■ **Task goal**: Write out the passage on ufs-weather-model build configurations word for word, from "To turn on debugging" up to and including "the argument -DCMEPS_AOFLUX=ON.".

3.5.2.2. S2S Configurations
S2S
For the ufs-weather-model S2S configuration (coupled atm/ice/ocean):
export CMAKE_FLAGS="-DAPP=S2S -DCCPP_SUITES=FV3_GFS_v17_coupled_p8"
To turn on debugging flags, add -DDEBUG=ON flag after -DAPP=S2S. Users can allow verbose build messages by running:
export BUILD_VERBOSE=1
To receive atmosphere-ocean fluxes from the CMEPS mediator, add the argument -DCMEPS_AOFLUX=ON.
For example:
export CMAKE_FLAGS="-DAPP=S2S -DCCPP_SUITES=FV3_GFS_v17_coupled_p8_sfcocn -DCMEPS_AOFLUX=ON"
S2SA
For the ufs-weather-model S2SA configuration (atm/ice/ocean/aerosols):
export CMAKE_FLAGS="-DAPP=S2SA -DCCPP_SUITES=FV3_GFS_2017_coupled,FV3_GFS_v15p2_coupled,FV3_GFS_v16_coupled,FV3_GFS_v16_coupled_noahmp"
S2SW
For the ufs-weather-model S2SW configuration (atm/ice/ocean/wave):
export CMAKE_FLAGS="-DAPP=S2SW -DCCPP_SUITES=FV3_GFS_v17_coupled_p8"
S2SWA
For the ufs-weather-model S2SWA configuration (atm/ice/ocean/wave/aerosols):
export CMAKE_FLAGS="-DAPP=S2SWA -DCCPP_SUITES=FV3_GFS_v17_coupled_p8,FV3_GFS_cpld_rasmgshocnsstnoahmp_ugwp"
S2SWAL
For the ufs-weather-model S2SWAL configuration (atm/ice/ocean/wave/aerosols/land):
export CMAKE_FLAGS="-DAPP=S2SWAL -DCCPP_SUITES=FV3_GFS_v17_coupled_p8,FV3_GFS_v17_coupled_p8_ugwpv1"
3.5.2.3. NG-GODAS Configuration
For the ufs-weather-model NG-GODAS configuration (atm/ocean/ice/data assimilation):
export CMAKE_FLAGS="-DAPP=NG-GODAS"
3.5.2.4. HAFS Configurations
HAFS
For the ufs-weather-model HAFS configuration (atm/ocean) in 32 bit:
export CMAKE_FLAGS="-DAPP=HAFS -D32BIT=ON -DCCPP_SUITES=FV3_HAFS_v0_gfdlmp_tedmf_nonsst,FV3_HAFS_v0_gfdlmp_tedmf"

■ **Information shown**:

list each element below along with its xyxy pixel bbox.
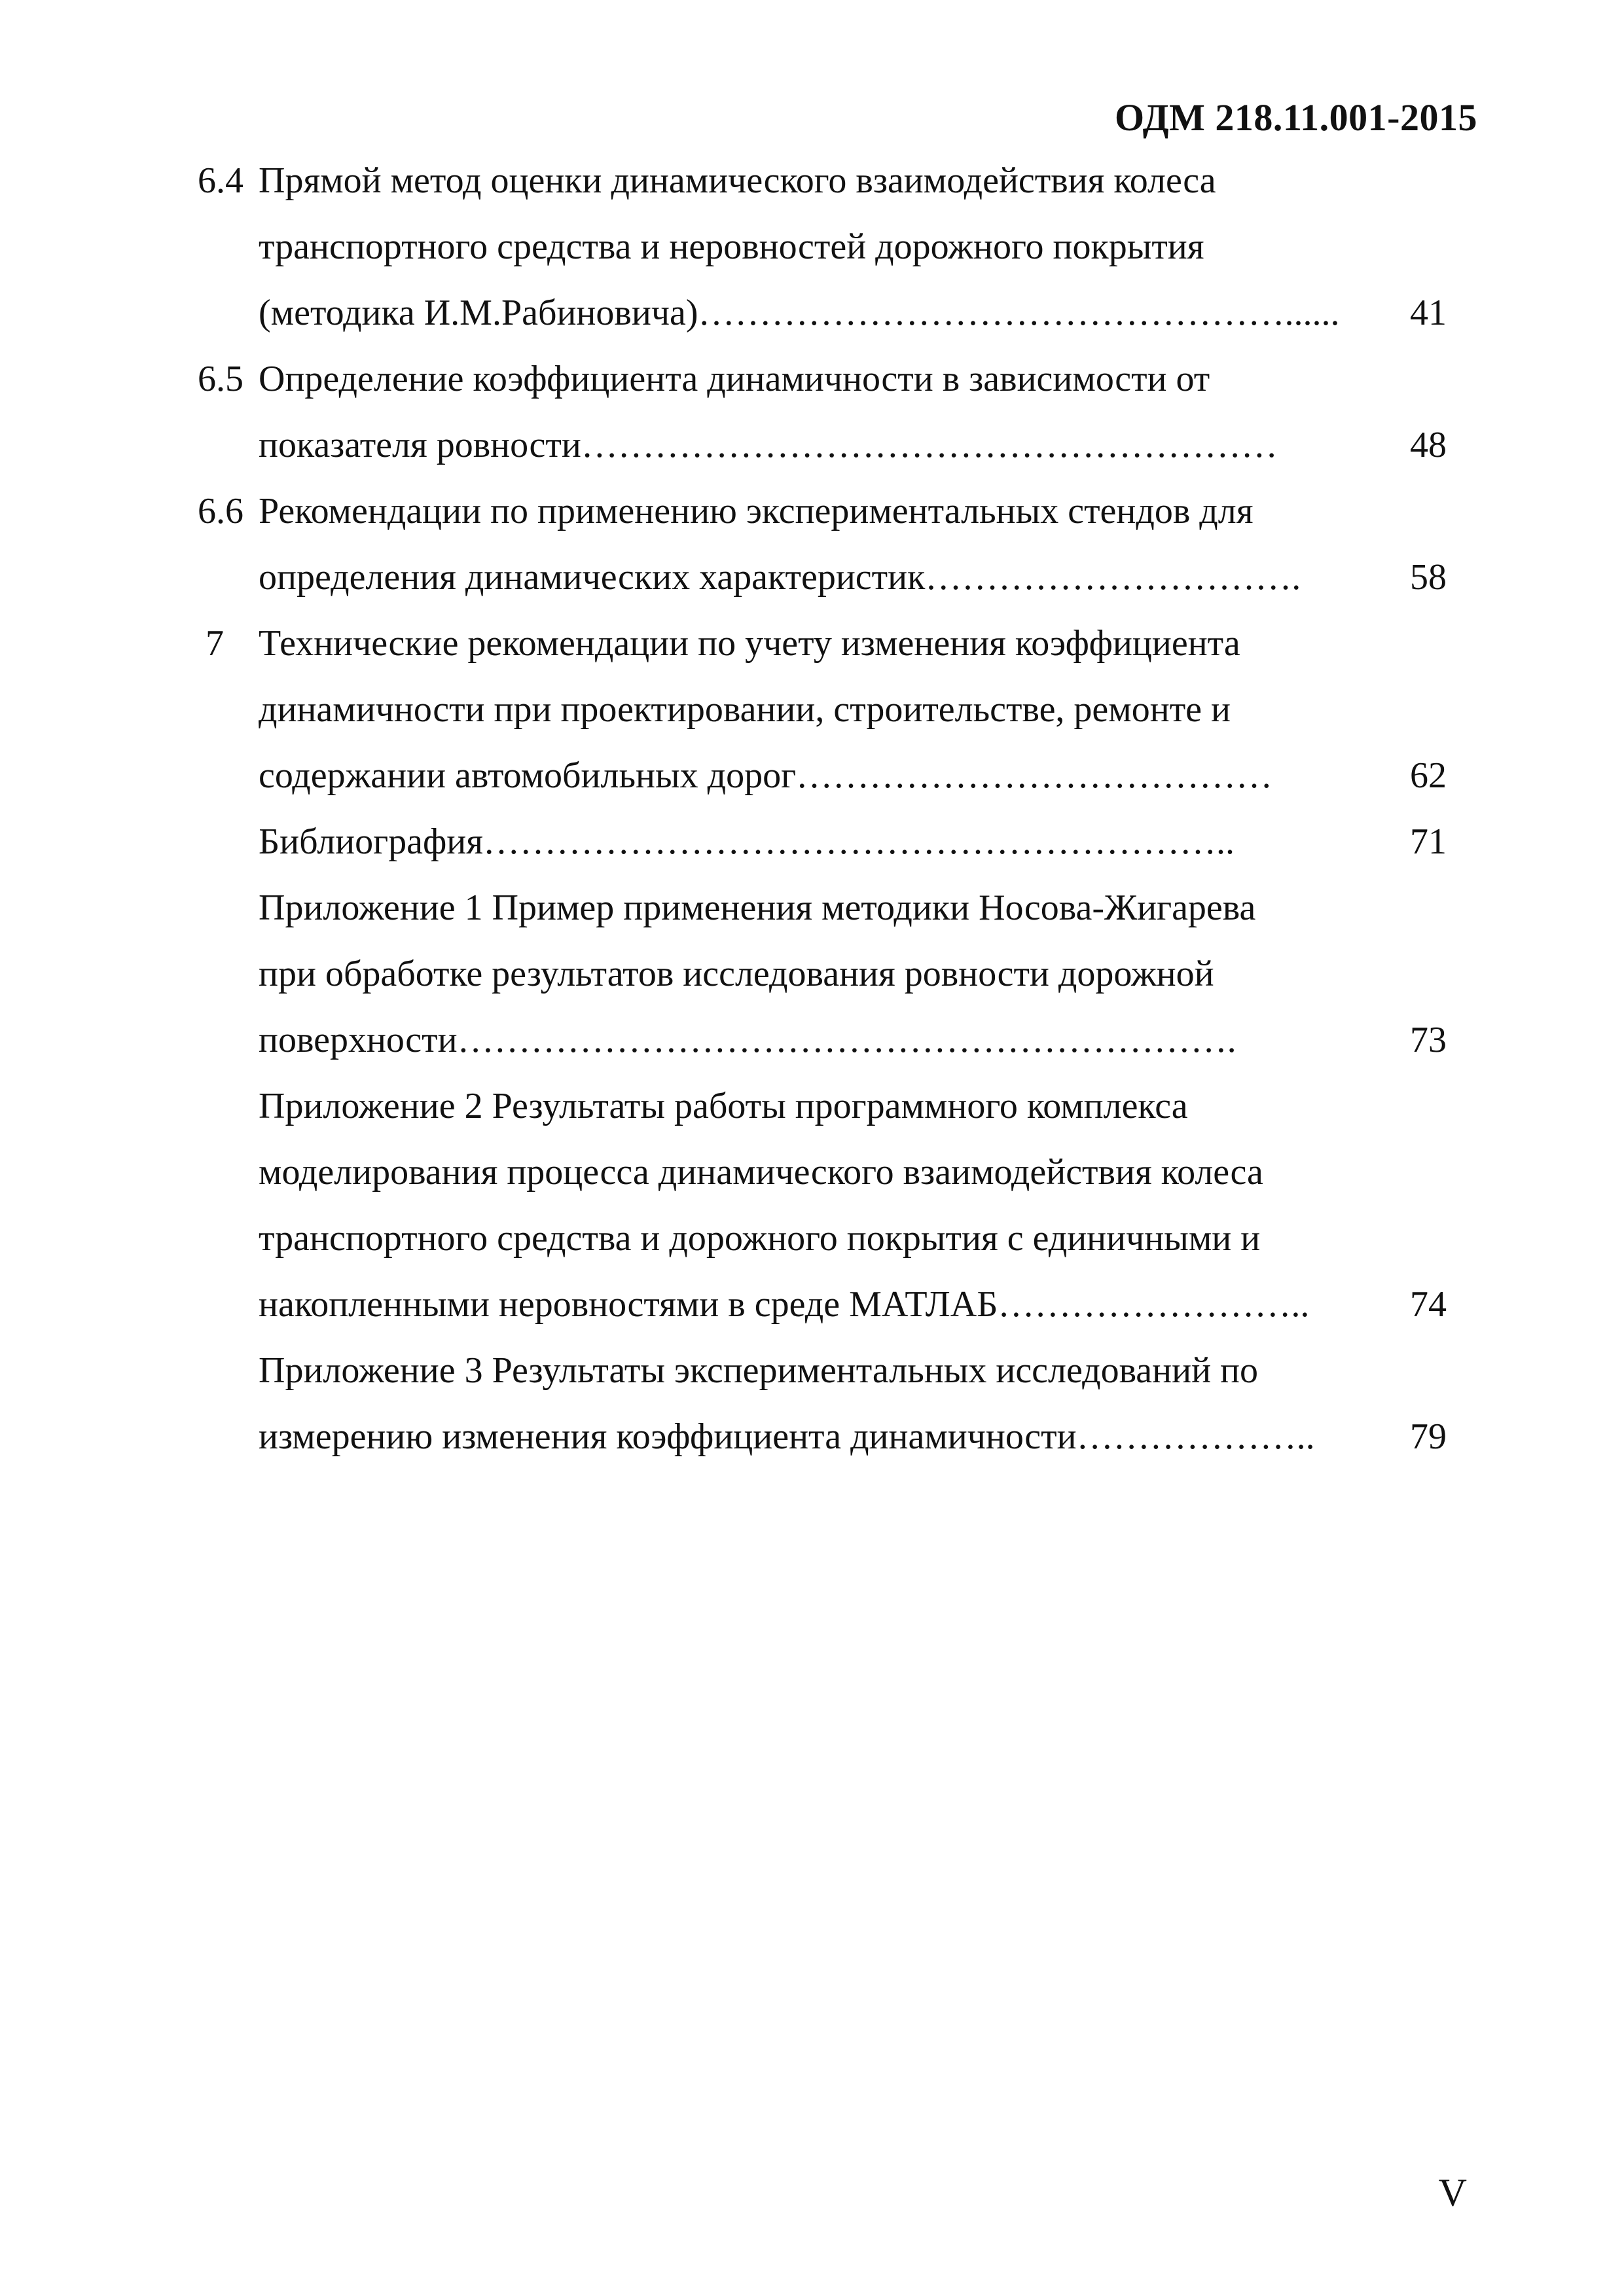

■ **Task solution**:
To turn on debugging flags, add -DDEBUG=ON flag after -DAPP=S2S. Users can allow verbose build messages by running:
export BUILD_VERBOSE=1
To receive atmosphere-ocean fluxes from the CMEPS mediator, add the argument -DCMEPS_AOFLUX=ON.